§ BRIEF
Pull every line of the entries that has the word "JSON".

[Records that describe figures]
= = = =

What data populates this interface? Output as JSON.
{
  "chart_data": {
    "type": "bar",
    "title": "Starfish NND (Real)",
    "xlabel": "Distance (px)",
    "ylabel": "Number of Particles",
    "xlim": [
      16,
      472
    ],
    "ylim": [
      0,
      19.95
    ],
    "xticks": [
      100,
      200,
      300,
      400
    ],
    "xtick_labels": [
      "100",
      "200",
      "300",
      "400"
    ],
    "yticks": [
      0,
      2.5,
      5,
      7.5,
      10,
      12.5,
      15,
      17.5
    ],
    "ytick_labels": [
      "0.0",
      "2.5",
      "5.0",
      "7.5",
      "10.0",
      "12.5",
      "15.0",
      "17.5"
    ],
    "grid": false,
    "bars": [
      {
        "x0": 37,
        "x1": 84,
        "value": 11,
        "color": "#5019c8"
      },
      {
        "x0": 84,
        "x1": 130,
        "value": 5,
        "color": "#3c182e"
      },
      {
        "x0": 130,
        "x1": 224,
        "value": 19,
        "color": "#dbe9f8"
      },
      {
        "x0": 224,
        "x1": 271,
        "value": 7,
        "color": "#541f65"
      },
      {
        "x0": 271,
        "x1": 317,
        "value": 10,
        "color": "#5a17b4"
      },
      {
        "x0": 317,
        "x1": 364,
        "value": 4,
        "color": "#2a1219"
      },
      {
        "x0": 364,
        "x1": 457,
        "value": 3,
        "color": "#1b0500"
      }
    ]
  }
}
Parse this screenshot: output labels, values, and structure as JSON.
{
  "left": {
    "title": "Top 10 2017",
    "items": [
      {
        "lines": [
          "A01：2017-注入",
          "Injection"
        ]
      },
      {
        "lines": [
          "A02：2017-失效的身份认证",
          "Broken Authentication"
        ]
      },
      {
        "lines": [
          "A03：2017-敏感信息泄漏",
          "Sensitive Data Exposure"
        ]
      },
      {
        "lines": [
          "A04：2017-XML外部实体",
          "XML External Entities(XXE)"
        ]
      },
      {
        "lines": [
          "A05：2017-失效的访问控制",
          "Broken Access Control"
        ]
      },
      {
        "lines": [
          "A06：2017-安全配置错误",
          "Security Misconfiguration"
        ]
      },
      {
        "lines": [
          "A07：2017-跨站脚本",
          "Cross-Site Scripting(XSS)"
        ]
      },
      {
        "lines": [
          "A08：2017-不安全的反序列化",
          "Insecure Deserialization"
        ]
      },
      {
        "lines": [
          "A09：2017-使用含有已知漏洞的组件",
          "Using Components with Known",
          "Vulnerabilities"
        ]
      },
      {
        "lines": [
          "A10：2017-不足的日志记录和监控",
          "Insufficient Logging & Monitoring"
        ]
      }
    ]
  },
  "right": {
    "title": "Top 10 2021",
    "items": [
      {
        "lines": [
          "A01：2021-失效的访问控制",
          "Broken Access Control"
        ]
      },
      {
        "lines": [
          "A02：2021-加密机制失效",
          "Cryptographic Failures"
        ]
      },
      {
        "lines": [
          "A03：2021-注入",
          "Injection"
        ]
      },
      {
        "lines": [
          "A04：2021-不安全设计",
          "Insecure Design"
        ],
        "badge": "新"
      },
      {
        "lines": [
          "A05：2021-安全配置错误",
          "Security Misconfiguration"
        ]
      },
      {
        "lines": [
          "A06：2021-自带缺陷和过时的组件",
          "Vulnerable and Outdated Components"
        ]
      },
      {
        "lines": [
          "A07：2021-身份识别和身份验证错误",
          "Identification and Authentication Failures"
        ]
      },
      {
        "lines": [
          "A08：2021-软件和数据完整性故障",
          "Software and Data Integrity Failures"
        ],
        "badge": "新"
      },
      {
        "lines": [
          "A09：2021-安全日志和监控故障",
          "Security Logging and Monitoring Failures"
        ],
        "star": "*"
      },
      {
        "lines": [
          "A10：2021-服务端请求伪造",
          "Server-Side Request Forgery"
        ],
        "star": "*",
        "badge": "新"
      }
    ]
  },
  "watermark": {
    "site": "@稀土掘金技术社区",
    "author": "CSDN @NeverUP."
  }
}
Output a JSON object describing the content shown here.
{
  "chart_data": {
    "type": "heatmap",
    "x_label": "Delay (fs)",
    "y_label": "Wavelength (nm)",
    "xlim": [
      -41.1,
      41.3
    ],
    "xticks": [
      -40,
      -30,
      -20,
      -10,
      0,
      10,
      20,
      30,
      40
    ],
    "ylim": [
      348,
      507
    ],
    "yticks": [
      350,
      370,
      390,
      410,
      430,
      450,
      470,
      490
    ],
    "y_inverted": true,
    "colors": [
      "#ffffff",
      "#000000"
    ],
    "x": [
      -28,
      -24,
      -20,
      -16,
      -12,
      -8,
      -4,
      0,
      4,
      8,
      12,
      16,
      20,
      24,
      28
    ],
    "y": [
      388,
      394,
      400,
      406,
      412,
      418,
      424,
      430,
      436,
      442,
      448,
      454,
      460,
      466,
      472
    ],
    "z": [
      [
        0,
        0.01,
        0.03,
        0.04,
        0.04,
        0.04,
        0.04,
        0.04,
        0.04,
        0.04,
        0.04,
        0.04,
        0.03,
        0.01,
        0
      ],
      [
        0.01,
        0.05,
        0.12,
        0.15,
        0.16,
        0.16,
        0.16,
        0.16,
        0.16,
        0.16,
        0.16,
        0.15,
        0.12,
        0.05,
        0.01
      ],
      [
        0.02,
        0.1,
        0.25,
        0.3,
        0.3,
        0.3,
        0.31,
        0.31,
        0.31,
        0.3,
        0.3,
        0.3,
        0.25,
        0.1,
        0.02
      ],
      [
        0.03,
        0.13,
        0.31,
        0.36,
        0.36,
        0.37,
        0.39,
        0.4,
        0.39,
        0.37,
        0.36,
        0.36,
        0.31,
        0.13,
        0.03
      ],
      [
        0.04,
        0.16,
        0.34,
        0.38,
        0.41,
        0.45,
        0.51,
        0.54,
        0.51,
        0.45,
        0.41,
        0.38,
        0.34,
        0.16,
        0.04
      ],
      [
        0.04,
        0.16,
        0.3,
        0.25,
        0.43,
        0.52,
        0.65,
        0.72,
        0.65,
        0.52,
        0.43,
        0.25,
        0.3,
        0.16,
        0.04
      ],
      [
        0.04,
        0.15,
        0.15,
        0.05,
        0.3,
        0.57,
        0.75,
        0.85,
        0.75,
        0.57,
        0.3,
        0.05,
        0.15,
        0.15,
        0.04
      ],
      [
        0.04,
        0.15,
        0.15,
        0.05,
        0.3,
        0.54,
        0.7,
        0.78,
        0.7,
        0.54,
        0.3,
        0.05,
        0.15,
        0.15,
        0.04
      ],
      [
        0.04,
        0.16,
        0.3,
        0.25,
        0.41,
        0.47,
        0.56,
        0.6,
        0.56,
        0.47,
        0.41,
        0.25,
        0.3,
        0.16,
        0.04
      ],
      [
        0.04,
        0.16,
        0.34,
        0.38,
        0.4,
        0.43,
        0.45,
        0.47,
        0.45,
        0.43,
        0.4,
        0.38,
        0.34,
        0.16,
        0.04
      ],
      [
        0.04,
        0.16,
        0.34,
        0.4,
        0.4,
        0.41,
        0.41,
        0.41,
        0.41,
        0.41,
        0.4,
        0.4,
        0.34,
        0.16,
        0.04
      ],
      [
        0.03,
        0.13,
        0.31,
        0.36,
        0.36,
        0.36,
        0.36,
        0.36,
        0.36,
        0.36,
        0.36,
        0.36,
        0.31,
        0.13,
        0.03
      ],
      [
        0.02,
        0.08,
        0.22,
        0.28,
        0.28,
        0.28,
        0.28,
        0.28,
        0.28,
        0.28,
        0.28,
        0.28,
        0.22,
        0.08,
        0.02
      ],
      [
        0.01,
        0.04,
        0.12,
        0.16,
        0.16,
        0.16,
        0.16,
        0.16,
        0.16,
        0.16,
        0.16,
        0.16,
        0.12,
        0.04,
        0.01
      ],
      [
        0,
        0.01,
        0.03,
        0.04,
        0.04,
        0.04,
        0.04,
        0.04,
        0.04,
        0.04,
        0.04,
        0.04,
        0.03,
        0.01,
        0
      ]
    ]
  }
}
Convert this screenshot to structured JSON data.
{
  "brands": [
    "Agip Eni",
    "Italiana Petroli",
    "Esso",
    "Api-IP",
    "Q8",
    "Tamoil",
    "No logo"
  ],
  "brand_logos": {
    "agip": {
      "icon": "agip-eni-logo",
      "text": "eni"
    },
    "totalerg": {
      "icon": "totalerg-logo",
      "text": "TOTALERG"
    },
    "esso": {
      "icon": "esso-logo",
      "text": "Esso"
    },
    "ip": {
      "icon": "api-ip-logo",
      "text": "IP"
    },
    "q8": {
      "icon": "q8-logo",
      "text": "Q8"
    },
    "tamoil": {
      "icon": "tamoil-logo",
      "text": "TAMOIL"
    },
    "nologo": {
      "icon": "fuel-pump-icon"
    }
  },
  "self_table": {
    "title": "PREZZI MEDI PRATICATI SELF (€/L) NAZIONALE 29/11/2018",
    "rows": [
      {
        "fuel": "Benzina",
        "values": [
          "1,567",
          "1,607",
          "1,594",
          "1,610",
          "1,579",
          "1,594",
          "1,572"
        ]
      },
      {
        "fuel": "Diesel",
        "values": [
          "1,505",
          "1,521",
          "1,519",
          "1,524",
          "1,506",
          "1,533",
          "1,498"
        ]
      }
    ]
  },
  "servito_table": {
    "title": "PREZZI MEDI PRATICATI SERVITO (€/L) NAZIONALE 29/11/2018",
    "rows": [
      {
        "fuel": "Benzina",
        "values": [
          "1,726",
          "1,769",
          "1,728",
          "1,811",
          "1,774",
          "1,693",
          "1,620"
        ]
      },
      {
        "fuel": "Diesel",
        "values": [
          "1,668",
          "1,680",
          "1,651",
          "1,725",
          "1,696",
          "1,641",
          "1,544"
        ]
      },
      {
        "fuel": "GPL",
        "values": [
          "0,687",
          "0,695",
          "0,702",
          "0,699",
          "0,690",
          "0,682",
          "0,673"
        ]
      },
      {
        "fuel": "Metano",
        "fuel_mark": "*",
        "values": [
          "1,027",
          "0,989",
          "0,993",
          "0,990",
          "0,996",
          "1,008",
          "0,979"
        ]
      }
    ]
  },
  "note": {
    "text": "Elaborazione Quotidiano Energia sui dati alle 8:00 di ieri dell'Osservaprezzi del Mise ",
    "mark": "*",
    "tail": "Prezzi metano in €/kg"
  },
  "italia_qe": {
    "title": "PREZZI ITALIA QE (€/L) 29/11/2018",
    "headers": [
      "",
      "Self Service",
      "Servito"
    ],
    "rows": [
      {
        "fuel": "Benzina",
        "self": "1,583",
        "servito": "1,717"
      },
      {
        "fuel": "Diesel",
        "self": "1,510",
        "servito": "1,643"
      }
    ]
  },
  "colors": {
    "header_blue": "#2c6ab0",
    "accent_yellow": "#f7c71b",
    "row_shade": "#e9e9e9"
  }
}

= = = =

§ FULL OUTPUT
What data populates this interface? Output as JSON.
Parse this screenshot: output labels, values, and structure as JSON.
Output a JSON object describing the content shown here.
Convert this screenshot to structured JSON data.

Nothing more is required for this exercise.